→ **TÂCHE DEMANDÉE 1**: Mettez à jour le passage de la critique de The Northman qui commence aux mots « Robert Eggers offre » et s'arrête après « vivre au cinéma. », en y remplaçant « musique » par « bande sonore ».

→ **DOCUMENT SOURCE**:
☆ ☆ ☆ ☆ ☆

Robert Eggers offre avec ce film un véritable exercice de style à l'identité aussi singulière que bluffante par sa photographie épurée, par sa musique envoûtante, par la perfection de sa mise en scène, par sa symétrie quasi-théâtrale aux décors écrasants… The Northman est une expérience sensorielle aussi déchaînée qu'effrayante à absolument vivre au cinéma.


Le film emporte vers la fureur viking, vers les visages rongés par la peur, vers les majestueuses étendues de terres, naturelles et de cendres, nordiques (et notamment islandaises) mais également vers l'illusion cauchemardesque et poétique du fantastique (par les mythes, les dieux ou encore les sorcières).

Le film contient évidemment les clichés les plus basiques qu'il est possible de retrouver chez les vikings (personnages qui gueulent, hurlent et débordent de virilité…) et un centre d'émotions - certes - très restreint mais qui ne peut constituer meilleure base pour incarner cette bestialité monstrueuse et cette rage habitant le personnage d'Amleth (dont l'inspiration à "Conan le barbare" est très reconnaissable) qui se fusionne à la perfection avec la violence dont il fait preuve au moment où, de sa main, le sang coule par la chair tranchée ou transpercée (laissant alors la place à un body-horror extrêmement palpable).

☆ ☆ ☆ ☆ ☆

→ **TÂCHE DEMANDÉE 2**: Recopiez à l'identique les lignes du listing, en commençant à celle qui contient « left-tick-label: 0 (39, 377, 46, 392) » et en vous arrêtant après celle qui contient « right-tick-label: 30 (764, 157, 778, 172) », ces deux lignes comprises.

☆ ☆ ☆ ☆ ☆

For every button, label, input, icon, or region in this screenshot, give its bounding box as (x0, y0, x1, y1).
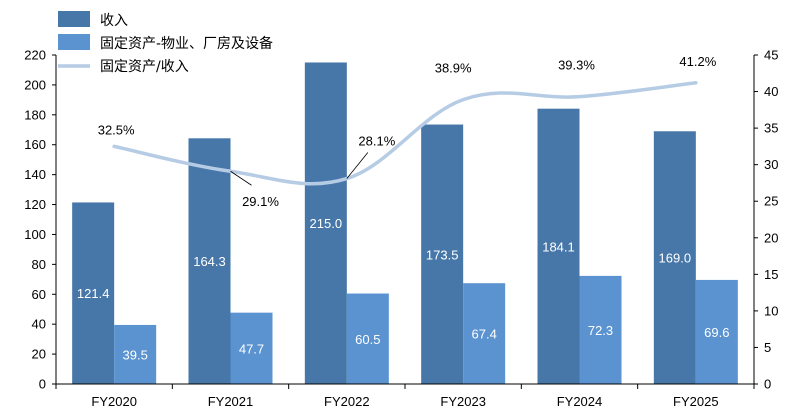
left-tick-label: 0 (39, 377, 46, 392)
right-tick-label: 0 (764, 377, 771, 392)
bar-value-label: 67.4 (472, 327, 497, 342)
right-tick-label: 15 (764, 267, 778, 282)
bar-value-label: 60.5 (355, 332, 380, 347)
legend-swatch-fixed-assets (58, 34, 90, 50)
bar-fixed-assets (346, 293, 389, 384)
left-tick-label: 180 (24, 107, 46, 122)
legend-label: 收入 (100, 13, 128, 29)
line-value-label: 29.1% (242, 194, 279, 209)
right-tick-label: 30 (764, 157, 778, 172)
right-tick-label: 20 (764, 230, 778, 245)
bar-value-label: 215.0 (310, 216, 343, 231)
bar-revenue (421, 124, 464, 384)
left-tick-label: 100 (24, 227, 46, 242)
left-tick-label: 140 (24, 167, 46, 182)
bar-value-label: 169.0 (659, 251, 692, 266)
bar-fixed-assets (695, 279, 738, 384)
left-tick-label: 220 (24, 48, 46, 63)
bar-fixed-assets (230, 312, 273, 384)
ratio-line (112, 81, 698, 186)
category-label: FY2020 (91, 394, 137, 409)
right-tick-label: 40 (764, 84, 778, 99)
bar-series: 121.4 39.5 164.3 47.7 215.0 60.5 173.5 67.4 184.… (72, 62, 738, 385)
left-tick-label: 80 (32, 257, 46, 272)
category-label: FY2022 (324, 394, 370, 409)
right-axis: 0 5 10 15 20 25 30 35 40 45 (753, 48, 778, 392)
bar-value-label: 69.6 (704, 325, 729, 340)
bar-value-label: 39.5 (123, 347, 148, 362)
bar-value-label: 184.1 (542, 239, 575, 254)
category-label: FY2021 (208, 394, 254, 409)
bar-fixed-assets (579, 275, 622, 384)
line-value-label: 38.9% (435, 61, 472, 76)
bar-revenue (537, 108, 580, 384)
x-axis: FY2020 FY2021 FY2022 FY2023 FY2024 FY2025 (55, 383, 755, 409)
right-tick-label: 10 (764, 303, 778, 318)
bar-value-label: 72.3 (588, 323, 613, 338)
bar-revenue (72, 202, 115, 384)
line-value-label: 32.5% (98, 122, 135, 137)
line-series: 32.5% 29.1% 28.1% 38.9% 39.3% 41.2% (98, 54, 717, 209)
bar-revenue (304, 62, 347, 385)
right-tick-label: 5 (764, 340, 771, 355)
left-tick-label: 120 (24, 197, 46, 212)
category-label: FY2024 (557, 394, 603, 409)
bar-value-label: 173.5 (426, 247, 459, 262)
category-label: FY2023 (440, 394, 486, 409)
category-label: FY2025 (673, 394, 719, 409)
line-value-label: 28.1% (358, 134, 395, 149)
line-value-label: 39.3% (558, 58, 595, 73)
bar-revenue (653, 131, 696, 384)
bar-fixed-assets (463, 283, 506, 384)
bar-value-label: 47.7 (239, 341, 264, 356)
line-value-label: 41.2% (679, 54, 716, 69)
left-tick-label: 60 (32, 287, 46, 302)
left-tick-label: 20 (32, 347, 46, 362)
bar-value-label: 164.3 (193, 254, 226, 269)
bar-revenue (188, 138, 231, 384)
label-leader-line (346, 152, 369, 179)
right-tick-label: 25 (764, 194, 778, 209)
label-leader-line (230, 170, 252, 186)
left-tick-label: 200 (24, 77, 46, 92)
left-tick-label: 160 (24, 137, 46, 152)
left-tick-label: 40 (32, 317, 46, 332)
right-tick-label: 45 (764, 48, 778, 63)
legend-label: 固定资产-物业、厂房及设备 (100, 35, 273, 52)
right-tick-label: 35 (764, 121, 778, 136)
bar-fixed-assets (114, 324, 157, 384)
left-axis: 0 20 40 60 80 100 120 140 160 180 200 220 (24, 48, 57, 392)
bar-value-label: 121.4 (77, 286, 110, 301)
legend-swatch-revenue (58, 11, 90, 27)
legend-label: 固定资产/收入 (100, 59, 189, 75)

☆ ☆ ☆ ☆ ☆

→ **RÉPONSE 1**:
Robert Eggers offre avec ce film un véritable exercice de style à l'identité aussi singulière que bluffante par sa photographie épurée, par sa bande sonore envoûtante, par la perfection de sa mise en scène, par sa symétrie quasi-théâtrale aux décors écrasants… The Northman est une expérience sensorielle aussi déchaînée qu'effrayante à absolument vivre au cinéma.

→ **RÉPONSE 2**:
left-tick-label: 0 (39, 377, 46, 392)
right-tick-label: 0 (764, 377, 771, 392)
bar-value-label: 67.4 (472, 327, 497, 342)
right-tick-label: 15 (764, 267, 778, 282)
bar-value-label: 60.5 (355, 332, 380, 347)
legend-swatch-fixed-assets (58, 34, 90, 50)
bar-fixed-assets (346, 293, 389, 384)
left-tick-label: 180 (24, 107, 46, 122)
legend-label: 收入 (100, 13, 128, 29)
line-value-label: 29.1% (242, 194, 279, 209)
right-tick-label: 30 (764, 157, 778, 172)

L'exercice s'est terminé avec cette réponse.